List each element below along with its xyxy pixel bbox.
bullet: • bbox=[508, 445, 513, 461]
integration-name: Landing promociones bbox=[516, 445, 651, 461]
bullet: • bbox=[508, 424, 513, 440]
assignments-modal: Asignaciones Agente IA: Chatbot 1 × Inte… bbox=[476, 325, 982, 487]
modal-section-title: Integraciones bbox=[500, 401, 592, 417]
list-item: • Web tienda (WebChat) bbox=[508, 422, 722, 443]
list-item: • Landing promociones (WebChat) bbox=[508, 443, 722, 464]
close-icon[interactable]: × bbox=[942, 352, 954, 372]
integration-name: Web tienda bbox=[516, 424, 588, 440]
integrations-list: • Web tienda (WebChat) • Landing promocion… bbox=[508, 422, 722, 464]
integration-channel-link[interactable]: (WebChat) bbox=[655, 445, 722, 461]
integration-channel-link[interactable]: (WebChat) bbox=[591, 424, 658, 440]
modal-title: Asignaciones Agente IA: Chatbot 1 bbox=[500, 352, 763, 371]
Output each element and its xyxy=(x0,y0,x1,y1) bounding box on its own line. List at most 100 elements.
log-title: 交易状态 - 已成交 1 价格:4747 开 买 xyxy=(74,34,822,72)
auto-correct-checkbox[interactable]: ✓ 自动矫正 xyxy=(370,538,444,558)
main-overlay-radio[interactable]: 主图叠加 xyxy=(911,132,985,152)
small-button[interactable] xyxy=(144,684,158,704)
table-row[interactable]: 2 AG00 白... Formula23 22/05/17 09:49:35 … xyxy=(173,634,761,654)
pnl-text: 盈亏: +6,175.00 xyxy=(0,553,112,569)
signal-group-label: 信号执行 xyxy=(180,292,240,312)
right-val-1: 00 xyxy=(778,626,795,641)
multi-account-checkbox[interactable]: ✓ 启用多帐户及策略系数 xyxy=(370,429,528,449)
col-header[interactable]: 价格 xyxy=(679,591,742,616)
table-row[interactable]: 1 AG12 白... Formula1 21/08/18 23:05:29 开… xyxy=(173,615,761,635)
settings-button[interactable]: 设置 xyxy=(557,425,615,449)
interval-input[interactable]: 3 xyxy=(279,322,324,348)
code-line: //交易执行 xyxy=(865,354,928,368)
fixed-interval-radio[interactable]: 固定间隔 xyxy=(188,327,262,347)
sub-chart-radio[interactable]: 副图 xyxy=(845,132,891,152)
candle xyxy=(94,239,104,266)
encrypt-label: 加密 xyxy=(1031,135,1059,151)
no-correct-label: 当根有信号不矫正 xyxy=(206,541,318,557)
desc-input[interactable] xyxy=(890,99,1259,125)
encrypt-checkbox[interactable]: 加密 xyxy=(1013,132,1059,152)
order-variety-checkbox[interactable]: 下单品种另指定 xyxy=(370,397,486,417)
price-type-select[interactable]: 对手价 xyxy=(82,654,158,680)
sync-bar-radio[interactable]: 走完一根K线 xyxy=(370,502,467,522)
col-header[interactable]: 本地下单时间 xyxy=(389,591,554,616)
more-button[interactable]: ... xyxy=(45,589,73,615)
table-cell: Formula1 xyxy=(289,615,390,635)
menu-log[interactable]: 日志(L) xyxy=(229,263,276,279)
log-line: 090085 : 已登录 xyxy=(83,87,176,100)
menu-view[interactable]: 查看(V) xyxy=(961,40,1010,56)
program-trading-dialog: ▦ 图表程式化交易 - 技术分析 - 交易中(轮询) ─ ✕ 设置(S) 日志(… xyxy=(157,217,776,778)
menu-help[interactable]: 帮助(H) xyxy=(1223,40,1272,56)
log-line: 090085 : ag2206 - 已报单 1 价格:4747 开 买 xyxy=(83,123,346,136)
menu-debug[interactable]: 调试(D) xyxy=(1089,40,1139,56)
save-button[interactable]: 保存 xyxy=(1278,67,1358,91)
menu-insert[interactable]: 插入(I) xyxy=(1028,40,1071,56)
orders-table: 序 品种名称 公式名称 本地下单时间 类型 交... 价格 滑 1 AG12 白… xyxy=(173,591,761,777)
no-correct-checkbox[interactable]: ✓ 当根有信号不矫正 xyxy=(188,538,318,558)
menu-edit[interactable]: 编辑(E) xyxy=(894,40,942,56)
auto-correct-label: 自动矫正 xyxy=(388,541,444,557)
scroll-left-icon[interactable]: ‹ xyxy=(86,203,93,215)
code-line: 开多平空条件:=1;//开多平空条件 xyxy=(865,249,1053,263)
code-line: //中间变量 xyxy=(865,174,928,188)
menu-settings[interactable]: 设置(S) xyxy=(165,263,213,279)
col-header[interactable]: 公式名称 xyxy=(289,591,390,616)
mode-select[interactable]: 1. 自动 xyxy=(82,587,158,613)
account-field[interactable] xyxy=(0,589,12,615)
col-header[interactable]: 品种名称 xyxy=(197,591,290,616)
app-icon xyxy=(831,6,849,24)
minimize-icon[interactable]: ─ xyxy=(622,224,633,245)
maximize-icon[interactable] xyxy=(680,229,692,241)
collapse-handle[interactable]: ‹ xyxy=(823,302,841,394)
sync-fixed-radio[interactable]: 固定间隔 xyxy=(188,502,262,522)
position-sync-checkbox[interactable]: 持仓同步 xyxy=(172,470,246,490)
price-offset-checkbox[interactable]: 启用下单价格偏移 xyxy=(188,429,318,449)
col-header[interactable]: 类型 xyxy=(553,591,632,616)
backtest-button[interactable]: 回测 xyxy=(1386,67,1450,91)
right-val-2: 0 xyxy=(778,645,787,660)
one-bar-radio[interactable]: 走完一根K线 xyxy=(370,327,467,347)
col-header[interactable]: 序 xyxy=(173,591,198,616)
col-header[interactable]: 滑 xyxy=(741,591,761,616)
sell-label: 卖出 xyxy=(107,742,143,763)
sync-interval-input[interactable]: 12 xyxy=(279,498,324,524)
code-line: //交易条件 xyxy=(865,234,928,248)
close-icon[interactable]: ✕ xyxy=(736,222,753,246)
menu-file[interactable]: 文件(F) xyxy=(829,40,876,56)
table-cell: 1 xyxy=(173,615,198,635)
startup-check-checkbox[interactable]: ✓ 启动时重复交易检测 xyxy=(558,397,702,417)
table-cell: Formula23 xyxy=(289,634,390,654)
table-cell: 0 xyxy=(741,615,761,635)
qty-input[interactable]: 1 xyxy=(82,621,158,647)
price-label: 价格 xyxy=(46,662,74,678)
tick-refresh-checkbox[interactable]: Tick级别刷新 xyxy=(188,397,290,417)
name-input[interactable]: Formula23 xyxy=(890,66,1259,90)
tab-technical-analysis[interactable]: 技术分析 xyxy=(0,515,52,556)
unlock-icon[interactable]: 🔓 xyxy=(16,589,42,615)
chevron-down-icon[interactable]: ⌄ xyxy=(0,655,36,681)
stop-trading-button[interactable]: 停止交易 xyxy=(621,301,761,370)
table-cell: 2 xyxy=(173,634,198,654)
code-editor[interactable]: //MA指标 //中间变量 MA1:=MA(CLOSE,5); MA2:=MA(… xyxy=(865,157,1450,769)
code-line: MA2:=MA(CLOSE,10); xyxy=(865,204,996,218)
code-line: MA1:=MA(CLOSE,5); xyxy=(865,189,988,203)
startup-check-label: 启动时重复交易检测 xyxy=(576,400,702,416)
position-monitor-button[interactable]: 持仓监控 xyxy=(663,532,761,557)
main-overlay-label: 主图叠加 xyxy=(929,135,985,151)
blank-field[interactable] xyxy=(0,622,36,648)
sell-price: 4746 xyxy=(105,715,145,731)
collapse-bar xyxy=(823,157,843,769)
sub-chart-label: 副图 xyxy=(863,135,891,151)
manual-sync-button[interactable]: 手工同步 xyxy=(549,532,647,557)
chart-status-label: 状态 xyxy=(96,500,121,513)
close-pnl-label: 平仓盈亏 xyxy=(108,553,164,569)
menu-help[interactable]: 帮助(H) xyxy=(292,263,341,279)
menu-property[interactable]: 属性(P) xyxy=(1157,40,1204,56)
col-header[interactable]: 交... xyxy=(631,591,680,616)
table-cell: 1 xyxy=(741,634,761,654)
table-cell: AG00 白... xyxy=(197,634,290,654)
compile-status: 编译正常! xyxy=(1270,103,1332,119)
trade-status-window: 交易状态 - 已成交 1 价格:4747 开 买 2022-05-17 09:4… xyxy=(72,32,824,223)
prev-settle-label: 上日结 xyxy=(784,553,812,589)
____________________
Please copy the data word for word, from its first line through the line containing "modal-title: Asignaciones Agente", with both of those lines included and nothing else.

List each element below along with its xyxy pixel bbox.
bullet: • bbox=[508, 445, 513, 461]
integration-name: Landing promociones bbox=[516, 445, 651, 461]
bullet: • bbox=[508, 424, 513, 440]
assignments-modal: Asignaciones Agente IA: Chatbot 1 × Inte… bbox=[476, 325, 982, 487]
modal-section-title: Integraciones bbox=[500, 401, 592, 417]
list-item: • Web tienda (WebChat) bbox=[508, 422, 722, 443]
list-item: • Landing promociones (WebChat) bbox=[508, 443, 722, 464]
close-icon[interactable]: × bbox=[942, 352, 954, 372]
integration-name: Web tienda bbox=[516, 424, 588, 440]
integrations-list: • Web tienda (WebChat) • Landing promocion… bbox=[508, 422, 722, 464]
integration-channel-link[interactable]: (WebChat) bbox=[655, 445, 722, 461]
integration-channel-link[interactable]: (WebChat) bbox=[591, 424, 658, 440]
modal-title: Asignaciones Agente IA: Chatbot 1 bbox=[500, 352, 763, 371]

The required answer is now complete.